* _Short problem_:
Write the data out again exactly, dropping any images it holds.

* _Supplied records_:
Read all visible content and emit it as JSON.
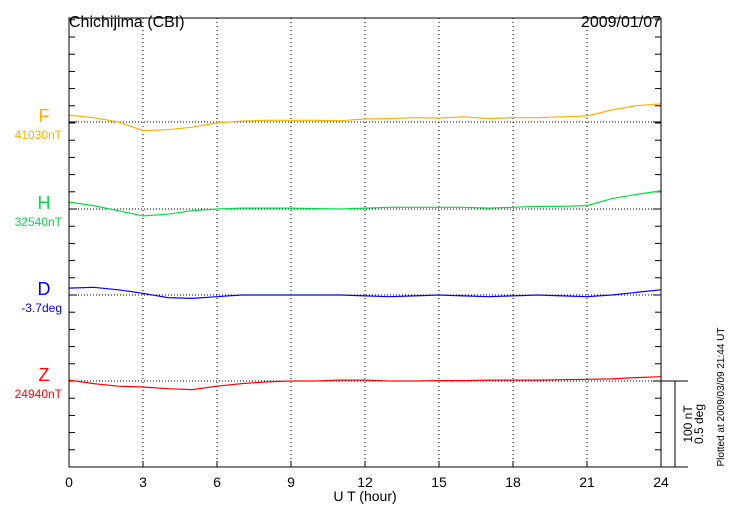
{
  "chart_data": {
    "type": "line",
    "title": "Chichijima (CBI)",
    "date": "2009/01/07",
    "xlabel": "U T (hour)",
    "xlim": [
      0,
      24
    ],
    "xticks": [
      "0",
      "3",
      "6",
      "9",
      "12",
      "15",
      "18",
      "21",
      "24"
    ],
    "grid": true,
    "scale_bar": {
      "nT": "100 nT",
      "deg": "0.5 deg"
    },
    "footer": "Plotted at 2009/03/09 21:44 UT",
    "x": [
      0,
      1,
      2,
      3,
      4,
      5,
      6,
      7,
      8,
      9,
      10,
      11,
      12,
      13,
      14,
      15,
      16,
      17,
      18,
      19,
      20,
      21,
      22,
      23,
      24
    ],
    "series": [
      {
        "name": "F",
        "baseline_label": "41030nT",
        "unit": "nT",
        "color": "#ffb000",
        "values": [
          8,
          5,
          0,
          -10,
          -9,
          -6,
          -1,
          1,
          2,
          2,
          2,
          1.5,
          3.5,
          4,
          5,
          4.5,
          6,
          4,
          5,
          5,
          6,
          7,
          14,
          19,
          21
        ]
      },
      {
        "name": "H",
        "baseline_label": "32540nT",
        "unit": "nT",
        "color": "#00e040",
        "values": [
          8,
          4,
          -2,
          -8,
          -6,
          -2,
          0,
          1,
          1,
          1,
          0.5,
          0,
          1,
          2,
          2,
          2,
          2,
          1,
          2,
          3,
          3,
          4,
          12,
          17,
          21
        ]
      },
      {
        "name": "D",
        "baseline_label": "-3.7deg",
        "unit": "deg",
        "color": "#0000ff",
        "values": [
          0.04,
          0.045,
          0.03,
          0.01,
          -0.015,
          -0.02,
          -0.01,
          0,
          0,
          0,
          0,
          0,
          -0.005,
          -0.01,
          -0.005,
          0,
          -0.005,
          -0.01,
          -0.005,
          0,
          -0.005,
          -0.01,
          0,
          0.015,
          0.03
        ]
      },
      {
        "name": "Z",
        "baseline_label": "24940nT",
        "unit": "nT",
        "color": "#ff0000",
        "values": [
          1,
          -3,
          -6,
          -7,
          -9,
          -10,
          -6,
          -3,
          -1,
          0,
          0,
          1,
          1,
          0,
          0,
          0.5,
          0.5,
          1,
          1,
          1,
          1.5,
          2,
          2.5,
          4,
          5
        ]
      }
    ]
  }
}
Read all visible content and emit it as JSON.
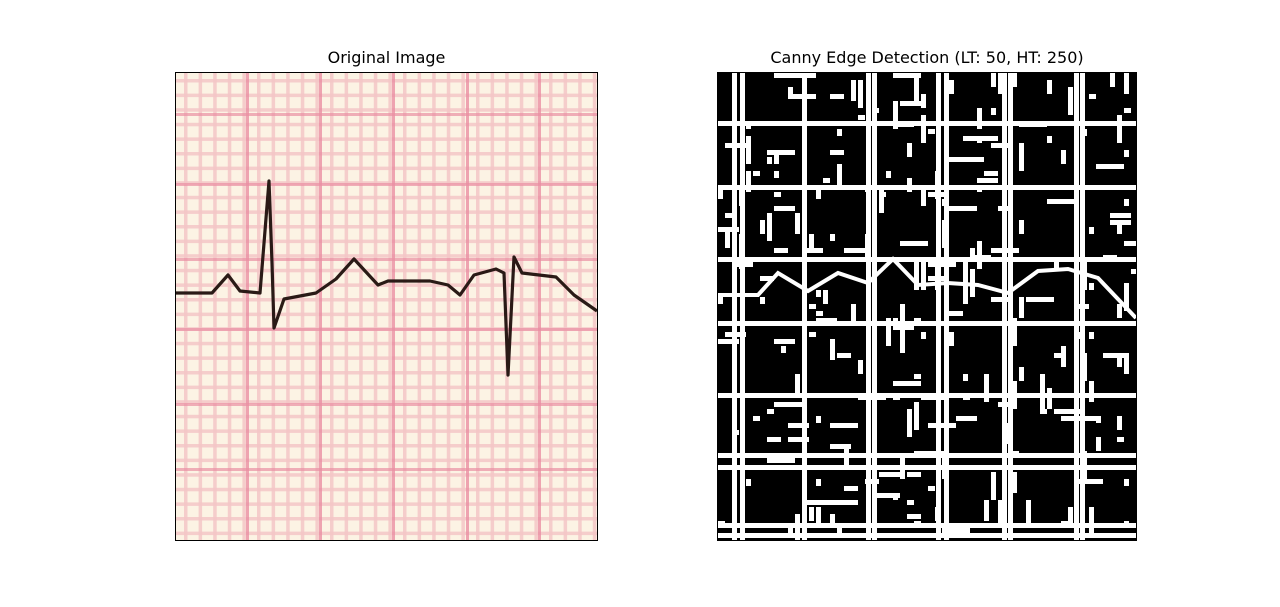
{
  "figure": {
    "panels": [
      {
        "title": "Original Image",
        "image": "ecg-strip-on-pink-grid-paper",
        "colors": {
          "paper": "#fcf3e4",
          "grid_minor": "#f3c5c7",
          "grid_major": "#ea8fa3",
          "trace": "#2a1a16"
        }
      },
      {
        "title": "Canny Edge Detection (LT: 50, HT: 250)",
        "image": "binary-edge-map",
        "colors": {
          "background": "#000000",
          "edges": "#ffffff"
        }
      }
    ]
  }
}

* _Response below_:
Read all visible content and emit it as JSON.
{
  "chart_data": {
    "type": "line",
    "title": "Chichijima (CBI)",
    "date": "2009/01/07",
    "xlabel": "U T (hour)",
    "xlim": [
      0,
      24
    ],
    "xticks": [
      "0",
      "3",
      "6",
      "9",
      "12",
      "15",
      "18",
      "21",
      "24"
    ],
    "grid": true,
    "scale_bar": {
      "nT": "100 nT",
      "deg": "0.5 deg"
    },
    "footer": "Plotted at 2009/03/09 21:44 UT",
    "x": [
      0,
      1,
      2,
      3,
      4,
      5,
      6,
      7,
      8,
      9,
      10,
      11,
      12,
      13,
      14,
      15,
      16,
      17,
      18,
      19,
      20,
      21,
      22,
      23,
      24
    ],
    "series": [
      {
        "name": "F",
        "baseline_label": "41030nT",
        "unit": "nT",
        "color": "#ffb000",
        "values": [
          8,
          5,
          0,
          -10,
          -9,
          -6,
          -1,
          1,
          2,
          2,
          2,
          1.5,
          3.5,
          4,
          5,
          4.5,
          6,
          4,
          5,
          5,
          6,
          7,
          14,
          19,
          21
        ]
      },
      {
        "name": "H",
        "baseline_label": "32540nT",
        "unit": "nT",
        "color": "#00e040",
        "values": [
          8,
          4,
          -2,
          -8,
          -6,
          -2,
          0,
          1,
          1,
          1,
          0.5,
          0,
          1,
          2,
          2,
          2,
          2,
          1,
          2,
          3,
          3,
          4,
          12,
          17,
          21
        ]
      },
      {
        "name": "D",
        "baseline_label": "-3.7deg",
        "unit": "deg",
        "color": "#0000ff",
        "values": [
          0.04,
          0.045,
          0.03,
          0.01,
          -0.015,
          -0.02,
          -0.01,
          0,
          0,
          0,
          0,
          0,
          -0.005,
          -0.01,
          -0.005,
          0,
          -0.005,
          -0.01,
          -0.005,
          0,
          -0.005,
          -0.01,
          0,
          0.015,
          0.03
        ]
      },
      {
        "name": "Z",
        "baseline_label": "24940nT",
        "unit": "nT",
        "color": "#ff0000",
        "values": [
          1,
          -3,
          -6,
          -7,
          -9,
          -10,
          -6,
          -3,
          -1,
          0,
          0,
          1,
          1,
          0,
          0,
          0.5,
          0.5,
          1,
          1,
          1,
          1.5,
          2,
          2.5,
          4,
          5
        ]
      }
    ]
  }
}
Read all visible content and emit it as JSON.
{
  "figure": {
    "panels": [
      {
        "title": "Original Image",
        "image": "ecg-strip-on-pink-grid-paper",
        "colors": {
          "paper": "#fcf3e4",
          "grid_minor": "#f3c5c7",
          "grid_major": "#ea8fa3",
          "trace": "#2a1a16"
        }
      },
      {
        "title": "Canny Edge Detection (LT: 50, HT: 250)",
        "image": "binary-edge-map",
        "colors": {
          "background": "#000000",
          "edges": "#ffffff"
        }
      }
    ]
  }
}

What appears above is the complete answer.